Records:
---+---

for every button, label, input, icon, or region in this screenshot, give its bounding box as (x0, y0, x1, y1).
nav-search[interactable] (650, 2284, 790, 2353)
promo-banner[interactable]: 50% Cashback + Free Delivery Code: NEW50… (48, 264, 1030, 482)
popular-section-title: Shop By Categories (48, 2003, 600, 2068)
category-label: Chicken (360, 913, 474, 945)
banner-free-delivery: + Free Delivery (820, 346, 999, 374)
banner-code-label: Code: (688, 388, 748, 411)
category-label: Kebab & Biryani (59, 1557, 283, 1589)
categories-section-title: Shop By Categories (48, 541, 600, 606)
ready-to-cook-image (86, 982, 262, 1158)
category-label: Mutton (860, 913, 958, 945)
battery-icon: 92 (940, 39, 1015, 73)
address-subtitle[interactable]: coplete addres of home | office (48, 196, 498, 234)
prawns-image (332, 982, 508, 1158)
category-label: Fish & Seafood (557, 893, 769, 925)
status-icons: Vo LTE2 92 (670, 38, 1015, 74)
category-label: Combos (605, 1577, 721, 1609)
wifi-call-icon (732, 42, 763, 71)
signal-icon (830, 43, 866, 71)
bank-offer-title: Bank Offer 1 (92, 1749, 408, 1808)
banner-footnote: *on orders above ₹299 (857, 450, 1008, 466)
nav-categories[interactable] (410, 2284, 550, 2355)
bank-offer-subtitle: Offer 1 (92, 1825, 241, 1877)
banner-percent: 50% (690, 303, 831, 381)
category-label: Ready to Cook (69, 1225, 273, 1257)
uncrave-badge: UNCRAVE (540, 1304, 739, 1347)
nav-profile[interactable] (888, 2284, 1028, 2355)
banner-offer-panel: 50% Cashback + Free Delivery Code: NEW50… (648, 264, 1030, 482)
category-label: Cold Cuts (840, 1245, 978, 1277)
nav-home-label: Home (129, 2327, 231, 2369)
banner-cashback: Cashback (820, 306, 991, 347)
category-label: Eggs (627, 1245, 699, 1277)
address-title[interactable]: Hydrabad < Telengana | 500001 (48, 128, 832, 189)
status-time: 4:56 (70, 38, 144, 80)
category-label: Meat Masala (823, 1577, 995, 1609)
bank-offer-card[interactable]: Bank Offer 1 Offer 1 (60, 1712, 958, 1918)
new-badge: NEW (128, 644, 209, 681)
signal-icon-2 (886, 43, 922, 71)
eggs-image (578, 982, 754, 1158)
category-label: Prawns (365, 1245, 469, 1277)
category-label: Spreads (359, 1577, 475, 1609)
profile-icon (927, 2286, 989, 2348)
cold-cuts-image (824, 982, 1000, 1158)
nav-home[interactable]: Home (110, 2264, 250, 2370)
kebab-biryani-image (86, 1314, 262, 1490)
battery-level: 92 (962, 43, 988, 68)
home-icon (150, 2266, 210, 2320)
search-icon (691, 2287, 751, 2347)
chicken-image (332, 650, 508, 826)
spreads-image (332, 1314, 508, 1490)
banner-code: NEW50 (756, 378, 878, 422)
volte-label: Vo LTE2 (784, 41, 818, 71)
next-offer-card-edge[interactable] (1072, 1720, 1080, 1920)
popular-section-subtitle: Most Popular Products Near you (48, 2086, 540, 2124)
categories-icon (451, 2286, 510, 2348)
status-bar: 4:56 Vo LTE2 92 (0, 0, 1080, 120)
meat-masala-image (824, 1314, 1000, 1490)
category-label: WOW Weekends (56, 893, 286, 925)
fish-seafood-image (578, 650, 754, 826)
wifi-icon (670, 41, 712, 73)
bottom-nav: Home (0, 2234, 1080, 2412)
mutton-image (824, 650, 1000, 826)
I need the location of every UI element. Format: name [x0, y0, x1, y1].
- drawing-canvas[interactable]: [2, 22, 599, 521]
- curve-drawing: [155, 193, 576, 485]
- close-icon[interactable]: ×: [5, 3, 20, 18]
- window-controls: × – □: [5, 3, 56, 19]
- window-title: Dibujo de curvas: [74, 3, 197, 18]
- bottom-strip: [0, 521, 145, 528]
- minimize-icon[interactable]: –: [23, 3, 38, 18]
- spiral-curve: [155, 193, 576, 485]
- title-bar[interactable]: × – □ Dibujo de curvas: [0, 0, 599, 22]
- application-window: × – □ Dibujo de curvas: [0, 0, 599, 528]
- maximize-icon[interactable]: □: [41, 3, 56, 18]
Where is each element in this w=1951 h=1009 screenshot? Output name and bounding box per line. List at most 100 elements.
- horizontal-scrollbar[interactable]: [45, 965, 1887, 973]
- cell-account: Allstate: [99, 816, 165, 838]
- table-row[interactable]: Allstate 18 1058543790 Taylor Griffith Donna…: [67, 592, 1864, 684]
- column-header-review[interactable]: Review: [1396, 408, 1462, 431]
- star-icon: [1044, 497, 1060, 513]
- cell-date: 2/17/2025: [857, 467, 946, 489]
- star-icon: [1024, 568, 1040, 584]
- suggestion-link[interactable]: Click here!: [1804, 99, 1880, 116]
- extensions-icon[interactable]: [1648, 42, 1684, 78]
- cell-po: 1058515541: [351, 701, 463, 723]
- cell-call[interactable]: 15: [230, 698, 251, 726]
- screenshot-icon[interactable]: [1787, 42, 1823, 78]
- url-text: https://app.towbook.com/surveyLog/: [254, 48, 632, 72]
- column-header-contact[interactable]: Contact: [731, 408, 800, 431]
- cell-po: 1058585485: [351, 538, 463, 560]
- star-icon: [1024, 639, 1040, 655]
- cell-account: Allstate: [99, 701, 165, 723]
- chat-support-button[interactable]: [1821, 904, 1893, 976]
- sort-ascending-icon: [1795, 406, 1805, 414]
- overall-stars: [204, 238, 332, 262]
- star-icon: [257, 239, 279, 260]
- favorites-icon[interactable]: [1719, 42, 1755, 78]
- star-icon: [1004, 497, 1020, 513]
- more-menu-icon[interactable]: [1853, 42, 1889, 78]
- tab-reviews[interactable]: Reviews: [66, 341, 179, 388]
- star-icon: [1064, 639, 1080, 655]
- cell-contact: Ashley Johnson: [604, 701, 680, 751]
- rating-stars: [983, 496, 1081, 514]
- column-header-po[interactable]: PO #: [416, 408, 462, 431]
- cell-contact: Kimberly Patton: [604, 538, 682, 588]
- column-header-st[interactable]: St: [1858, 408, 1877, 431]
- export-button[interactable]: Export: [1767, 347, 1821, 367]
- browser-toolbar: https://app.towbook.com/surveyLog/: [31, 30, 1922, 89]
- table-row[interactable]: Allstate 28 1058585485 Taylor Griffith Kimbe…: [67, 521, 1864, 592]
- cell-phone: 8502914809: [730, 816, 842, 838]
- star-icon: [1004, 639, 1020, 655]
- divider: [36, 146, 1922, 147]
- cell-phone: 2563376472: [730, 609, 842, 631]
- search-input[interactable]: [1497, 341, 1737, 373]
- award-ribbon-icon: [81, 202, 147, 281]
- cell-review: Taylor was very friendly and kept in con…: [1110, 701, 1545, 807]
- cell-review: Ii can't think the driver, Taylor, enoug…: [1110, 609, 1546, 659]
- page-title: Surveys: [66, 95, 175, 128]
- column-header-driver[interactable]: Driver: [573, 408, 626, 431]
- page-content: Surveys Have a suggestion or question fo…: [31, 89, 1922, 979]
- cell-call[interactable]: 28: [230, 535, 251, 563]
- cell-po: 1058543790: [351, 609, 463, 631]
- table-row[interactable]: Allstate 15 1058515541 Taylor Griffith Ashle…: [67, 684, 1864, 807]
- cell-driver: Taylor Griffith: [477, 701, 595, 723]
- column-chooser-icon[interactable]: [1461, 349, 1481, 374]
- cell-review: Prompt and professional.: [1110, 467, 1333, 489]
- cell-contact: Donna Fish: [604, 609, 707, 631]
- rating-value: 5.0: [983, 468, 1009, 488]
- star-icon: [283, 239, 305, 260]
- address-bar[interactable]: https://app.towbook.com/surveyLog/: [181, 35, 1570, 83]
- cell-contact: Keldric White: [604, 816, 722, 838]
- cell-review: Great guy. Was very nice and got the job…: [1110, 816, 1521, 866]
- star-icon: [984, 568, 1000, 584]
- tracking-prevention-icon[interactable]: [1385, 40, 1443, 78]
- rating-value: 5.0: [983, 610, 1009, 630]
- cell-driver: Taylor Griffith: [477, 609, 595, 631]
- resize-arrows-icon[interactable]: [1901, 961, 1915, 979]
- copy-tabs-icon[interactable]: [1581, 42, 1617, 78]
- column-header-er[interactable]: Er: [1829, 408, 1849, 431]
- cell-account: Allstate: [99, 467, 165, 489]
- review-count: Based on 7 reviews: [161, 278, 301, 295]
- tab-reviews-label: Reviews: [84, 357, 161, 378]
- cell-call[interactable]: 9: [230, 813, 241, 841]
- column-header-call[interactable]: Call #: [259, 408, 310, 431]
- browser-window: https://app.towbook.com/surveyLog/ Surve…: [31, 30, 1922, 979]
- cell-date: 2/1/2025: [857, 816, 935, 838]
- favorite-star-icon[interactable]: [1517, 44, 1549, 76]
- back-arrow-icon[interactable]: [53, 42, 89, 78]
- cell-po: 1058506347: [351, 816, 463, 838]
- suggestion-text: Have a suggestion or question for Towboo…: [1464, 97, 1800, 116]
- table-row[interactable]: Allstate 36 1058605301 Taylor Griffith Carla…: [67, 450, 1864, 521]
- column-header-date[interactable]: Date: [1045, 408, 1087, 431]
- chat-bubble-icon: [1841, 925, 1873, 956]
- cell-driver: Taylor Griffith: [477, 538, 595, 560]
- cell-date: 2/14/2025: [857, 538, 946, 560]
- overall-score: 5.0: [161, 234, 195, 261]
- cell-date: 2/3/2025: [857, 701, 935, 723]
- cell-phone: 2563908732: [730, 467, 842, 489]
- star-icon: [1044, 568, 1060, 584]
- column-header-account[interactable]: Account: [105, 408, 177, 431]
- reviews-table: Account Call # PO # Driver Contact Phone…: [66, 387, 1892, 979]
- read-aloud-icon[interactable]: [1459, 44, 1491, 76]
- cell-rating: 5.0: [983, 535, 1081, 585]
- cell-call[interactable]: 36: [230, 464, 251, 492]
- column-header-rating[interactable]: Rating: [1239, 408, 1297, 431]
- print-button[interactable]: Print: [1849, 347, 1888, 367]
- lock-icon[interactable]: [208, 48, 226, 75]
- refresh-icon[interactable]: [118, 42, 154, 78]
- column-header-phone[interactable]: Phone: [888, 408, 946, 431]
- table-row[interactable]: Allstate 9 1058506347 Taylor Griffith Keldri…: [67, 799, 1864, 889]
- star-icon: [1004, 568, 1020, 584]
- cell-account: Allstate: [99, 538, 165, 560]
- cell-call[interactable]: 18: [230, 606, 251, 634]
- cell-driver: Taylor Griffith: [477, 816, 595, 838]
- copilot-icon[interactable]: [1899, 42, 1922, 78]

---+---

[JOB]: Please copy the records word for word, starting at the first line and ending at the line that contains "category-label: Mutton (860, 913, 958, 945)".

[ANSWER TO THIS EXERCISE]:
for every button, label, input, icon, or region in this screenshot, give its bounding box as (x0, y0, x1, y1).
nav-search[interactable] (650, 2284, 790, 2353)
promo-banner[interactable]: 50% Cashback + Free Delivery Code: NEW50… (48, 264, 1030, 482)
popular-section-title: Shop By Categories (48, 2003, 600, 2068)
category-label: Chicken (360, 913, 474, 945)
banner-free-delivery: + Free Delivery (820, 346, 999, 374)
banner-code-label: Code: (688, 388, 748, 411)
category-label: Kebab & Biryani (59, 1557, 283, 1589)
categories-section-title: Shop By Categories (48, 541, 600, 606)
ready-to-cook-image (86, 982, 262, 1158)
category-label: Mutton (860, 913, 958, 945)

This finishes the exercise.